Direction: Show all lines that include the string "Amazon"; copy each one.

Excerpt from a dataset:

----

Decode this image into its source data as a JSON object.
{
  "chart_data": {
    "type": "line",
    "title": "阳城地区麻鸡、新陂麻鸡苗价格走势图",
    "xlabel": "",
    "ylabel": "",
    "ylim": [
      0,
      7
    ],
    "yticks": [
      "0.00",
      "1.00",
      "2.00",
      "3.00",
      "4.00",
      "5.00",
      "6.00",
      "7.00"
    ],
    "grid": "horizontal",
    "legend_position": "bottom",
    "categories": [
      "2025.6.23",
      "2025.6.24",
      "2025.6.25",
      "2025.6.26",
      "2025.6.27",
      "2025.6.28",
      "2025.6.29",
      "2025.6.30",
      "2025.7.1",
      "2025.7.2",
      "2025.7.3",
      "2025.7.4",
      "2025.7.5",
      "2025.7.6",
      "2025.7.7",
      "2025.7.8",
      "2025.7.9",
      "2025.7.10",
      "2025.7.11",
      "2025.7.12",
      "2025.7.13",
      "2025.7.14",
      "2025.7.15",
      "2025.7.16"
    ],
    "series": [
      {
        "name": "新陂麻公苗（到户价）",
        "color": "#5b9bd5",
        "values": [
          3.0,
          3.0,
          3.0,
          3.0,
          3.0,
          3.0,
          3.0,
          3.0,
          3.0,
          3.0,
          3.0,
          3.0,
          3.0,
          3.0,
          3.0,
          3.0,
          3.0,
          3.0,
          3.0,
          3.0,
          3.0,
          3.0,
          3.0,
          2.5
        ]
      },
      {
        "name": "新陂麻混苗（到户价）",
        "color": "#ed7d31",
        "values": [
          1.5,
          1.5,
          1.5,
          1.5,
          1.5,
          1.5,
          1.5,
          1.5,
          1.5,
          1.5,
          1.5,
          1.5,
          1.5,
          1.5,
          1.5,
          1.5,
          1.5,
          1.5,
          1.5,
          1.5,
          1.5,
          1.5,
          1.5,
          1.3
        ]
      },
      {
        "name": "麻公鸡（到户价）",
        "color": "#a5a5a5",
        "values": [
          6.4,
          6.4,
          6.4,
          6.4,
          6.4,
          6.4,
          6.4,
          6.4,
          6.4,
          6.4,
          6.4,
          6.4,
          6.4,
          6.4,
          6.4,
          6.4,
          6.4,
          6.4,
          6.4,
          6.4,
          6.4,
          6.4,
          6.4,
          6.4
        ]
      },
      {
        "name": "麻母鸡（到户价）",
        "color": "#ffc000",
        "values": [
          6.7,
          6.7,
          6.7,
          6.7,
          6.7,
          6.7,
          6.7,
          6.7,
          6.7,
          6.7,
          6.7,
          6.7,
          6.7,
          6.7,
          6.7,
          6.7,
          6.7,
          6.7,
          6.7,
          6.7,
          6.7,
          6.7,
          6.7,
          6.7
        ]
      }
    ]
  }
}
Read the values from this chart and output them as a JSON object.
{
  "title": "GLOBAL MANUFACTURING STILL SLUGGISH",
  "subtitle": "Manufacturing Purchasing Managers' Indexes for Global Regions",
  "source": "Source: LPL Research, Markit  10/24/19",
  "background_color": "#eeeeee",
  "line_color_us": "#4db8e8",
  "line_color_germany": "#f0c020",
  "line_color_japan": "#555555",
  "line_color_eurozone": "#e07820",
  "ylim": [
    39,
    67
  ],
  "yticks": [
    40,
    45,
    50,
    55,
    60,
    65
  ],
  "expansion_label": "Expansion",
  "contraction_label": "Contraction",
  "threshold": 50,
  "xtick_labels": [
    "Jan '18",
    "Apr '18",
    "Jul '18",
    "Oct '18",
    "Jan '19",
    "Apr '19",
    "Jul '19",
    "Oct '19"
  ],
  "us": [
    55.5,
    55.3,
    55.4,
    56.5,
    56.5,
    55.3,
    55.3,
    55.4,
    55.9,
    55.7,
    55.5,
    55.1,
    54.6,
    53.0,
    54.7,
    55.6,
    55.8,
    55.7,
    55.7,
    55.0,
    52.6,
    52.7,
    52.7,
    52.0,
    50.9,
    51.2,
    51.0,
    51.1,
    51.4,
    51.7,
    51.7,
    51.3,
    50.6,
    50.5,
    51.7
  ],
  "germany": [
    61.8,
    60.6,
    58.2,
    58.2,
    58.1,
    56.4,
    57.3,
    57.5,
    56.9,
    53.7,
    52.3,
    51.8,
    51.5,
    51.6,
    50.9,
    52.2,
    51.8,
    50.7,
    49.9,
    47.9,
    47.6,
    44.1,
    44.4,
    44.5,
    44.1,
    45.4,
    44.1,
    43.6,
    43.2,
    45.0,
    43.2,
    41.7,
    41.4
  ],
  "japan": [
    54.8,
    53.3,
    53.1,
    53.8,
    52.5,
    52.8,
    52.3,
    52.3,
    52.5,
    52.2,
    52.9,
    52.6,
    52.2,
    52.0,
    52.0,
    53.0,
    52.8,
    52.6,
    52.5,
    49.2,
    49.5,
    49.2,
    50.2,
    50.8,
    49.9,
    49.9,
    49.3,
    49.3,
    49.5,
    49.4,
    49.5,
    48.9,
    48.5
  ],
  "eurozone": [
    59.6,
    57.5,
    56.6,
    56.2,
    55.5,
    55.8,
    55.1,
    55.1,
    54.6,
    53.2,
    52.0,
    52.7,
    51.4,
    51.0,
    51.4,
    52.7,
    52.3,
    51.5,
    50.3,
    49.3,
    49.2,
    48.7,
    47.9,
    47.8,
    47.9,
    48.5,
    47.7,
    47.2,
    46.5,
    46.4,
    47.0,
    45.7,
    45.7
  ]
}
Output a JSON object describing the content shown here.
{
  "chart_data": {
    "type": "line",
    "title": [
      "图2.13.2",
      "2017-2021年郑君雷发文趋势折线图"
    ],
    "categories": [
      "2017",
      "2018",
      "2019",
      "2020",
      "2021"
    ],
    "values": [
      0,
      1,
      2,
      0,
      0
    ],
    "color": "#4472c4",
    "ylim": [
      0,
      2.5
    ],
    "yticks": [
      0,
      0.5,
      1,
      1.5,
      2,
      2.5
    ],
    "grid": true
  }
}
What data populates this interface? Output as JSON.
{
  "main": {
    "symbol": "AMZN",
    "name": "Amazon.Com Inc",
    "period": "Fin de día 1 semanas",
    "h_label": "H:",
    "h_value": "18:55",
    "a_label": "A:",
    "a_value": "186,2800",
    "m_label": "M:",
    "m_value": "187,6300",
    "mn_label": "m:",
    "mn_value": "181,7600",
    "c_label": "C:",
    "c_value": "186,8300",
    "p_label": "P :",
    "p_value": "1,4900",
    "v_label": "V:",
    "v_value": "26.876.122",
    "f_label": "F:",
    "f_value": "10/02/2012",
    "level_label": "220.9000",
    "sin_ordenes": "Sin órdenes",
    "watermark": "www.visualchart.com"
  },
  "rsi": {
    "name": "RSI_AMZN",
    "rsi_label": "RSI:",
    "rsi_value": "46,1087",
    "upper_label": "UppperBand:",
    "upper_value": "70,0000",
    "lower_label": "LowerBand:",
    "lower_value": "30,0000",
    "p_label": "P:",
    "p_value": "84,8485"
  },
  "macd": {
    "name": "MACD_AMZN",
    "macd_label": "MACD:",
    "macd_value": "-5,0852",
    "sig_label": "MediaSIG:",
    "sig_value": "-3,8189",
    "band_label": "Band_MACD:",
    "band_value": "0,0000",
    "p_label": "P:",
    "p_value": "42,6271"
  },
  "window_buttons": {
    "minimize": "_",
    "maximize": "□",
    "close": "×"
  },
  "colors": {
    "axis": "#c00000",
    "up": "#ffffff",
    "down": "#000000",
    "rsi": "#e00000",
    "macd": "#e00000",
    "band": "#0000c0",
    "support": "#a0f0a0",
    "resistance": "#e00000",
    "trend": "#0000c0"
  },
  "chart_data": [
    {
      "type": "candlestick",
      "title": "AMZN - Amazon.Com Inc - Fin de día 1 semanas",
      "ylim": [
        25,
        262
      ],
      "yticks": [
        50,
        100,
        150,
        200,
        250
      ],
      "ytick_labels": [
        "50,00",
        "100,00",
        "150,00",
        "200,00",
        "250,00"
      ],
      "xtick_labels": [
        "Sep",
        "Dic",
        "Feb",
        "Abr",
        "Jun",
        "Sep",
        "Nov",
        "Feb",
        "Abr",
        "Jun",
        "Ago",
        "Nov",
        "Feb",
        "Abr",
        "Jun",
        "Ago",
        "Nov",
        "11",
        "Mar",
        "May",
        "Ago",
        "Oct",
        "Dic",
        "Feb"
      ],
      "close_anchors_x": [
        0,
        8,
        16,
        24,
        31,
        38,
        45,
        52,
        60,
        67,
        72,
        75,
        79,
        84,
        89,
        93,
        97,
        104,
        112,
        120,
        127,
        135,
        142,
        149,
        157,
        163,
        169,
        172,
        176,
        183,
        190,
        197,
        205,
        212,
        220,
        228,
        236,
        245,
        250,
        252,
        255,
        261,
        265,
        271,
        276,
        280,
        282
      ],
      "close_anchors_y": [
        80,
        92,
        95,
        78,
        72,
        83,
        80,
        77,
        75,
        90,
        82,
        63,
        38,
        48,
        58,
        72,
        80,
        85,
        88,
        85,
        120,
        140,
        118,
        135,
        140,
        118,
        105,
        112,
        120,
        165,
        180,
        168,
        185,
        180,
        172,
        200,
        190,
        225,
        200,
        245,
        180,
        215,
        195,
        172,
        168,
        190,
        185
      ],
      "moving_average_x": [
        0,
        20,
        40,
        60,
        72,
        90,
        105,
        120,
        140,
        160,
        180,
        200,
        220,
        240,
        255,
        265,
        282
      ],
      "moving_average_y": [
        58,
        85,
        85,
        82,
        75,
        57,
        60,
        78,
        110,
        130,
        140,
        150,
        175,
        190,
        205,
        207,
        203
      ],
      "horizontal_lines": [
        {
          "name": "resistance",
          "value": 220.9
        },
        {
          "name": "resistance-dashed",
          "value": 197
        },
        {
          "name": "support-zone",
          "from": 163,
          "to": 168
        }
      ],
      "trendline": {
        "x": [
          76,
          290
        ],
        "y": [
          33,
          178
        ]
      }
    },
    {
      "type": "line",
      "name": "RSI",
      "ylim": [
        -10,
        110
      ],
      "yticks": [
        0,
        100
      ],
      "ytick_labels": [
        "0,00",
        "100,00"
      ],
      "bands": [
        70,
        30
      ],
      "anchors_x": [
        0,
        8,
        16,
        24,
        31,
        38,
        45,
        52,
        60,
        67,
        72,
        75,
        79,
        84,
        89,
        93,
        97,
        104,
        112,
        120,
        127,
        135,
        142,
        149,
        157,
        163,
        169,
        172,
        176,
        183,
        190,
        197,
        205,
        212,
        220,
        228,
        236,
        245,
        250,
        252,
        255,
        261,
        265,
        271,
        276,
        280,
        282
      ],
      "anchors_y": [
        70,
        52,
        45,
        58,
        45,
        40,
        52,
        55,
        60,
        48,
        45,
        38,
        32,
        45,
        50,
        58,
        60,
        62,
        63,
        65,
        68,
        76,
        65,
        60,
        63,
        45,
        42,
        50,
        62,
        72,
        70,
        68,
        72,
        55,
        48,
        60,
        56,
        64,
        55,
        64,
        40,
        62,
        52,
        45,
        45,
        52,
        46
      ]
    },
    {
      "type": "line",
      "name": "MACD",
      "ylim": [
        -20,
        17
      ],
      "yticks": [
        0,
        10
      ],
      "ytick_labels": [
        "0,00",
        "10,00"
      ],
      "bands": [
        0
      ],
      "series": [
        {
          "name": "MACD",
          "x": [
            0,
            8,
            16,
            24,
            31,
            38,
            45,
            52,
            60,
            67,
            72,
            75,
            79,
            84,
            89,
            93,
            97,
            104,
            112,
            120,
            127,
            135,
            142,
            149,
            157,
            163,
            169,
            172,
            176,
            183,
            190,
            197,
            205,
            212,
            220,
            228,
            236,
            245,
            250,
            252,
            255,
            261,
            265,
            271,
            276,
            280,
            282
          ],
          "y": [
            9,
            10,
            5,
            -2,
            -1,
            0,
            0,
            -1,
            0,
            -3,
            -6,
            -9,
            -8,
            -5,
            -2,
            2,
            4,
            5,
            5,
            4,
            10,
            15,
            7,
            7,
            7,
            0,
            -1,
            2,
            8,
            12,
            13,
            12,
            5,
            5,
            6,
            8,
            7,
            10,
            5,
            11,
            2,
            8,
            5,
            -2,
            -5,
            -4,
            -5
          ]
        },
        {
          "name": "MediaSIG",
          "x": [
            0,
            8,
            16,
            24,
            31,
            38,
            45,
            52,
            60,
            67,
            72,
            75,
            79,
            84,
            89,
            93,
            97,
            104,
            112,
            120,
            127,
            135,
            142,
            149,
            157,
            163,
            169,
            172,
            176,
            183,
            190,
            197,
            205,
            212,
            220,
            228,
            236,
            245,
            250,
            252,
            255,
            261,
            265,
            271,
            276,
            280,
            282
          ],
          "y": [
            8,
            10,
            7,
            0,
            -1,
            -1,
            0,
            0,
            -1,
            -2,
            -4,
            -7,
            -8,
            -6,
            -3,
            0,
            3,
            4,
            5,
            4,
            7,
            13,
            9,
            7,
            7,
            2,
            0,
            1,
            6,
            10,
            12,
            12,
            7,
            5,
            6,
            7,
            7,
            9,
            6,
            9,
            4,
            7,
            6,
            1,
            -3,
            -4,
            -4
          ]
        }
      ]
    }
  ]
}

----

Right answer:
    "name": "Amazon.Com Inc",
      "title": "AMZN - Amazon.Com Inc - Fin de día 1 semanas",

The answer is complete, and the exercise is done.